-- start --

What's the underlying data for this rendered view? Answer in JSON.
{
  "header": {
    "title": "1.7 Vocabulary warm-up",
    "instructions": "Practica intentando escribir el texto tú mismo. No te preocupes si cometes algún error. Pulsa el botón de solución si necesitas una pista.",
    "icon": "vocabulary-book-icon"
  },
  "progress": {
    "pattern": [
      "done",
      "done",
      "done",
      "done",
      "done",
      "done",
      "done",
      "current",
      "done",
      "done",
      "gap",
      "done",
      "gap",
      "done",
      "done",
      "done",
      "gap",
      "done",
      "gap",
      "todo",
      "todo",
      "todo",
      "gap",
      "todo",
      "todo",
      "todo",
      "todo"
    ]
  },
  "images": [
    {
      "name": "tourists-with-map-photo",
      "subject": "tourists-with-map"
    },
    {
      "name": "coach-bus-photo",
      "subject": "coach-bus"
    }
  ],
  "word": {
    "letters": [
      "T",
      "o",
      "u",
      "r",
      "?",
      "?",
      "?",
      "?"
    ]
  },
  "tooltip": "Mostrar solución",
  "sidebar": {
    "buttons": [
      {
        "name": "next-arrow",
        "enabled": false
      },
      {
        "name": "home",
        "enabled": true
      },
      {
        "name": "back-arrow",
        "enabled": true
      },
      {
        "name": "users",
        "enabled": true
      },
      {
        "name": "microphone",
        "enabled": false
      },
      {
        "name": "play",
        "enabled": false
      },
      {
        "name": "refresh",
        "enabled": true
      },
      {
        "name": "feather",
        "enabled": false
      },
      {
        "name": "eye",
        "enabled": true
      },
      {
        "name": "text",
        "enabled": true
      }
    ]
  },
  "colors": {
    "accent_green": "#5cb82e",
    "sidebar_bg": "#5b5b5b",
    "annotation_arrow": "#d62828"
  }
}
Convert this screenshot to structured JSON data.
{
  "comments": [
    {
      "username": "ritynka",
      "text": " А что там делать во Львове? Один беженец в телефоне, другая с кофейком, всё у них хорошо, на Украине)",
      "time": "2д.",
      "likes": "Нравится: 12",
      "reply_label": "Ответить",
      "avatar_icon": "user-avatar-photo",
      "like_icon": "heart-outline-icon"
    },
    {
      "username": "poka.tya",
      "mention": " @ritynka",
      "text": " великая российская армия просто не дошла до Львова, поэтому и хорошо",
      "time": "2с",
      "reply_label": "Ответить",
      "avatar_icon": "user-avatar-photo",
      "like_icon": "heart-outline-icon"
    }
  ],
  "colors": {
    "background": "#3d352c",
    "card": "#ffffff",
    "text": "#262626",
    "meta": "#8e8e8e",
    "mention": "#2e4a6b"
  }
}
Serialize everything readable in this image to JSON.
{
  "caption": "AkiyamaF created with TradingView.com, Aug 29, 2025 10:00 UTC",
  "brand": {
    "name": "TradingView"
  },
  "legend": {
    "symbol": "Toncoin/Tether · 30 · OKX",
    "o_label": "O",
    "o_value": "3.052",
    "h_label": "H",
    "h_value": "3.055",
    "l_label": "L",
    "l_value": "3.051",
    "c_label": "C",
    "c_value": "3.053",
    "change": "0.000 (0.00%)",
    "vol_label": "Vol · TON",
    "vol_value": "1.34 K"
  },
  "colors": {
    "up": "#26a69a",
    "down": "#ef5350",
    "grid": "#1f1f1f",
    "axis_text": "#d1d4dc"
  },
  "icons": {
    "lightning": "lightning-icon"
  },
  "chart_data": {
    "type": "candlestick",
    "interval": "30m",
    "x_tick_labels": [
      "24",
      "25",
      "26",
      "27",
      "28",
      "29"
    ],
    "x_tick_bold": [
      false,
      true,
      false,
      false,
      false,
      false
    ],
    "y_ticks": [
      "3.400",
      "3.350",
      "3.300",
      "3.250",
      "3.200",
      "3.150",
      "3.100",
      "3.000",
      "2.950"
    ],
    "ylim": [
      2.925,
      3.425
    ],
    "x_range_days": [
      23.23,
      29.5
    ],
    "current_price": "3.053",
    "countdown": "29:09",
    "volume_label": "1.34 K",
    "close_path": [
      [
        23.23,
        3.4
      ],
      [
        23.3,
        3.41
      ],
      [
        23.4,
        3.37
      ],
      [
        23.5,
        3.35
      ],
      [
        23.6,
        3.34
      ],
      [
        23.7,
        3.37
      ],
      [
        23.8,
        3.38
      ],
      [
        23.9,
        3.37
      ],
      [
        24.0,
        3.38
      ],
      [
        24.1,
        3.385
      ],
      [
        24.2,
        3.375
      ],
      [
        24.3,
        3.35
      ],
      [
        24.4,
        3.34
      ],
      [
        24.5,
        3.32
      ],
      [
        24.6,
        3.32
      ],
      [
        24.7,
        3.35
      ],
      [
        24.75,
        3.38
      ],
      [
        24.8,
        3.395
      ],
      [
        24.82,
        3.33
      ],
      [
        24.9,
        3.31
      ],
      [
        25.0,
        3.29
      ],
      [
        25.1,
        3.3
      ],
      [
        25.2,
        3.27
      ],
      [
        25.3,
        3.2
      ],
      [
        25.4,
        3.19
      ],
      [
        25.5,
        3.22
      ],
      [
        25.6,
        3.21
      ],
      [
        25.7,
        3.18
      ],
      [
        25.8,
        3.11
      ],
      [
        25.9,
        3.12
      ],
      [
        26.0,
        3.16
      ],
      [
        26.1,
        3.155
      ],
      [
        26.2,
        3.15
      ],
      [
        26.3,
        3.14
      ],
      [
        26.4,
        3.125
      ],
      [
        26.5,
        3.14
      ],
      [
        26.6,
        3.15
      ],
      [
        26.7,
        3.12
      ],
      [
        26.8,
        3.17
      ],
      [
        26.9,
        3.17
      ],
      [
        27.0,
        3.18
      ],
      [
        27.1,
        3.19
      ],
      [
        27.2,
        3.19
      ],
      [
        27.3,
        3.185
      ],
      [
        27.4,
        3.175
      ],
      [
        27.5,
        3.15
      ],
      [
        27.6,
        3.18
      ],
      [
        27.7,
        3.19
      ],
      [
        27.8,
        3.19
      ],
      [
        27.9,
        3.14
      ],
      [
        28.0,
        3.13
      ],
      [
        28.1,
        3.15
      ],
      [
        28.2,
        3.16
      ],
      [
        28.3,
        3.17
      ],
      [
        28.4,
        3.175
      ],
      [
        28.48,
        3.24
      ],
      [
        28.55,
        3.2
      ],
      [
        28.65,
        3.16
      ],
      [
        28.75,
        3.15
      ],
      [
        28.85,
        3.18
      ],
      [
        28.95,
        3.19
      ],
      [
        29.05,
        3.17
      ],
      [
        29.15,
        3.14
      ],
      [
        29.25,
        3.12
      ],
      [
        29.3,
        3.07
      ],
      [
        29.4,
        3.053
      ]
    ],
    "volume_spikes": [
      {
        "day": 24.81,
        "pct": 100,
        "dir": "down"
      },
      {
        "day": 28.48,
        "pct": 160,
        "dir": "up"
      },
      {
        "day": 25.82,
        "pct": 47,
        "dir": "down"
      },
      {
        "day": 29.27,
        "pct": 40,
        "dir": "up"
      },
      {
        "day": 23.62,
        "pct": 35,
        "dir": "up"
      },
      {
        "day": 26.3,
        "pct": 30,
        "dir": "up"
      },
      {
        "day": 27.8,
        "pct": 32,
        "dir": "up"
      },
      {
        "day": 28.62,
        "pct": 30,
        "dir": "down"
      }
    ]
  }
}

-- end --

Transcribe all entries exactly as they are given.

RESULT BELOW:
What's the underlying data for this rendered view? Answer in JSON.
{
  "header": {
    "title": "1.7 Vocabulary warm-up",
    "instructions": "Practica intentando escribir el texto tú mismo. No te preocupes si cometes algún error. Pulsa el botón de solución si necesitas una pista.",
    "icon": "vocabulary-book-icon"
  },
  "progress": {
    "pattern": [
      "done",
      "done",
      "done",
      "done",
      "done",
      "done",
      "done",
      "current",
      "done",
      "done",
      "gap",
      "done",
      "gap",
      "done",
      "done",
      "done",
      "gap",
      "done",
      "gap",
      "todo",
      "todo",
      "todo",
      "gap",
      "todo",
      "todo",
      "todo",
      "todo"
    ]
  },
  "images": [
    {
      "name": "tourists-with-map-photo",
      "subject": "tourists-with-map"
    },
    {
      "name": "coach-bus-photo",
      "subject": "coach-bus"
    }
  ],
  "word": {
    "letters": [
      "T",
      "o",
      "u",
      "r",
      "?",
      "?",
      "?",
      "?"
    ]
  },
  "tooltip": "Mostrar solución",
  "sidebar": {
    "buttons": [
      {
        "name": "next-arrow",
        "enabled": false
      },
      {
        "name": "home",
        "enabled": true
      },
      {
        "name": "back-arrow",
        "enabled": true
      },
      {
        "name": "users",
        "enabled": true
      },
      {
        "name": "microphone",
        "enabled": false
      },
      {
        "name": "play",
        "enabled": false
      },
      {
        "name": "refresh",
        "enabled": true
      },
      {
        "name": "feather",
        "enabled": false
      },
      {
        "name": "eye",
        "enabled": true
      },
      {
        "name": "text",
        "enabled": true
      }
    ]
  },
  "colors": {
    "accent_green": "#5cb82e",
    "sidebar_bg": "#5b5b5b",
    "annotation_arrow": "#d62828"
  }
}
Convert this screenshot to structured JSON data.
{
  "comments": [
    {
      "username": "ritynka",
      "text": " А что там делать во Львове? Один беженец в телефоне, другая с кофейком, всё у них хорошо, на Украине)",
      "time": "2д.",
      "likes": "Нравится: 12",
      "reply_label": "Ответить",
      "avatar_icon": "user-avatar-photo",
      "like_icon": "heart-outline-icon"
    },
    {
      "username": "poka.tya",
      "mention": " @ritynka",
      "text": " великая российская армия просто не дошла до Львова, поэтому и хорошо",
      "time": "2с",
      "reply_label": "Ответить",
      "avatar_icon": "user-avatar-photo",
      "like_icon": "heart-outline-icon"
    }
  ],
  "colors": {
    "background": "#3d352c",
    "card": "#ffffff",
    "text": "#262626",
    "meta": "#8e8e8e",
    "mention": "#2e4a6b"
  }
}
Serialize everything readable in this image to JSON.
{
  "caption": "AkiyamaF created with TradingView.com, Aug 29, 2025 10:00 UTC",
  "brand": {
    "name": "TradingView"
  },
  "legend": {
    "symbol": "Toncoin/Tether · 30 · OKX",
    "o_label": "O",
    "o_value": "3.052",
    "h_label": "H",
    "h_value": "3.055",
    "l_label": "L",
    "l_value": "3.051",
    "c_label": "C",
    "c_value": "3.053",
    "change": "0.000 (0.00%)",
    "vol_label": "Vol · TON",
    "vol_value": "1.34 K"
  },
  "colors": {
    "up": "#26a69a",
    "down": "#ef5350",
    "grid": "#1f1f1f",
    "axis_text": "#d1d4dc"
  },
  "icons": {
    "lightning": "lightning-icon"
  },
  "chart_data": {
    "type": "candlestick",
    "interval": "30m",
    "x_tick_labels": [
      "24",
      "25",
      "26",
      "27",
      "28",
      "29"
    ],
    "x_tick_bold": [
      false,
      true,
      false,
      false,
      false,
      false
    ],
    "y_ticks": [
      "3.400",
      "3.350",
      "3.300",
      "3.250",
      "3.200",
      "3.150",
      "3.100",
      "3.000",
      "2.950"
    ],
    "ylim": [
      2.925,
      3.425
    ],
    "x_range_days": [
      23.23,
      29.5
    ],
    "current_price": "3.053",
    "countdown": "29:09",
    "volume_label": "1.34 K",
    "close_path": [
      [
        23.23,
        3.4
      ],
      [
        23.3,
        3.41
      ],
      [
        23.4,
        3.37
      ],
      [
        23.5,
        3.35
      ],
      [
        23.6,
        3.34
      ],
      [
        23.7,
        3.37
      ],
      [
        23.8,
        3.38
      ],
      [
        23.9,
        3.37
      ],
      [
        24.0,
        3.38
      ],
      [
        24.1,
        3.385
      ],
      [
        24.2,
        3.375
      ],
      [
        24.3,
        3.35
      ],
      [
        24.4,
        3.34
      ],
      [
        24.5,
        3.32
      ],
      [
        24.6,
        3.32
      ],
      [
        24.7,
        3.35
      ],
      [
        24.75,
        3.38
      ],
      [
        24.8,
        3.395
      ],
      [
        24.82,
        3.33
      ],
      [
        24.9,
        3.31
      ],
      [
        25.0,
        3.29
      ],
      [
        25.1,
        3.3
      ],
      [
        25.2,
        3.27
      ],
      [
        25.3,
        3.2
      ],
      [
        25.4,
        3.19
      ],
      [
        25.5,
        3.22
      ],
      [
        25.6,
        3.21
      ],
      [
        25.7,
        3.18
      ],
      [
        25.8,
        3.11
      ],
      [
        25.9,
        3.12
      ],
      [
        26.0,
        3.16
      ],
      [
        26.1,
        3.155
      ],
      [
        26.2,
        3.15
      ],
      [
        26.3,
        3.14
      ],
      [
        26.4,
        3.125
      ],
      [
        26.5,
        3.14
      ],
      [
        26.6,
        3.15
      ],
      [
        26.7,
        3.12
      ],
      [
        26.8,
        3.17
      ],
      [
        26.9,
        3.17
      ],
      [
        27.0,
        3.18
      ],
      [
        27.1,
        3.19
      ],
      [
        27.2,
        3.19
      ],
      [
        27.3,
        3.185
      ],
      [
        27.4,
        3.175
      ],
      [
        27.5,
        3.15
      ],
      [
        27.6,
        3.18
      ],
      [
        27.7,
        3.19
      ],
      [
        27.8,
        3.19
      ],
      [
        27.9,
        3.14
      ],
      [
        28.0,
        3.13
      ],
      [
        28.1,
        3.15
      ],
      [
        28.2,
        3.16
      ],
      [
        28.3,
        3.17
      ],
      [
        28.4,
        3.175
      ],
      [
        28.48,
        3.24
      ],
      [
        28.55,
        3.2
      ],
      [
        28.65,
        3.16
      ],
      [
        28.75,
        3.15
      ],
      [
        28.85,
        3.18
      ],
      [
        28.95,
        3.19
      ],
      [
        29.05,
        3.17
      ],
      [
        29.15,
        3.14
      ],
      [
        29.25,
        3.12
      ],
      [
        29.3,
        3.07
      ],
      [
        29.4,
        3.053
      ]
    ],
    "volume_spikes": [
      {
        "day": 24.81,
        "pct": 100,
        "dir": "down"
      },
      {
        "day": 28.48,
        "pct": 160,
        "dir": "up"
      },
      {
        "day": 25.82,
        "pct": 47,
        "dir": "down"
      },
      {
        "day": 29.27,
        "pct": 40,
        "dir": "up"
      },
      {
        "day": 23.62,
        "pct": 35,
        "dir": "up"
      },
      {
        "day": 26.3,
        "pct": 30,
        "dir": "up"
      },
      {
        "day": 27.8,
        "pct": 32,
        "dir": "up"
      },
      {
        "day": 28.62,
        "pct": 30,
        "dir": "down"
      }
    ]
  }
}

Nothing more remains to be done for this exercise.